- _Directions_: Copy each line in the data that includes the word "化意识的培养".

** START Data section **

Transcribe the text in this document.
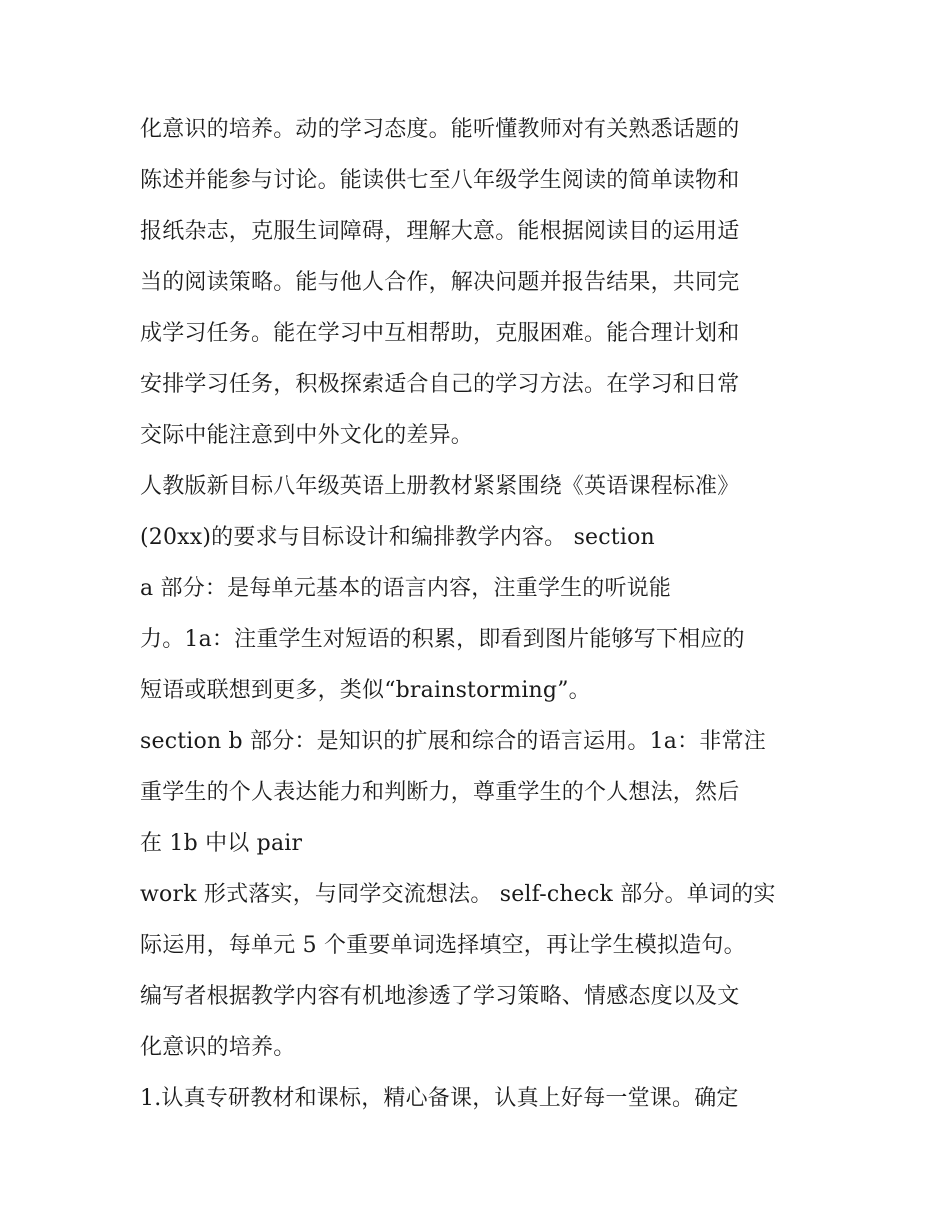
化意识的培养。动的学习态度。能听懂教师对有关熟悉话题的
陈述并能参与讨论。能读供七至八年级学生阅读的简单读物和
报纸杂志，克服生词障碍，理解大意。能根据阅读目的运用适
当的阅读策略。能与他人合作，解决问题并报告结果，共同完
成学习任务。能在学习中互相帮助，克服困难。能合理计划和
安排学习任务，积极探索适合自己的学习方法。在学习和日常
交际中能注意到中外文化的差异。
人教版新目标八年级英语上册教材紧紧围绕《英语课程标准》
(20xx)的要求与目标设计和编排教学内容。 section
a 部分：是每单元基本的语言内容，注重学生的听说能
力。1a：注重学生对短语的积累，即看到图片能够写下相应的
短语或联想到更多，类似“brainstorming”。
section b 部分：是知识的扩展和综合的语言运用。1a：非常注
重学生的个人表达能力和判断力，尊重学生的个人想法，然后
在 1b 中以 pair
work 形式落实，与同学交流想法。 self-check 部分。单词的实
际运用，每单元 5 个重要单词选择填空，再让学生模拟造句。
编写者根据教学内容有机地渗透了学习策略、情感态度以及文
化意识的培养。
1.认真专研教材和课标，精心备课，认真上好每一堂课。确定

** END Data section **

- _Task solution_:
化意识的培养。动的学习态度。能听懂教师对有关熟悉话题的
化意识的培养。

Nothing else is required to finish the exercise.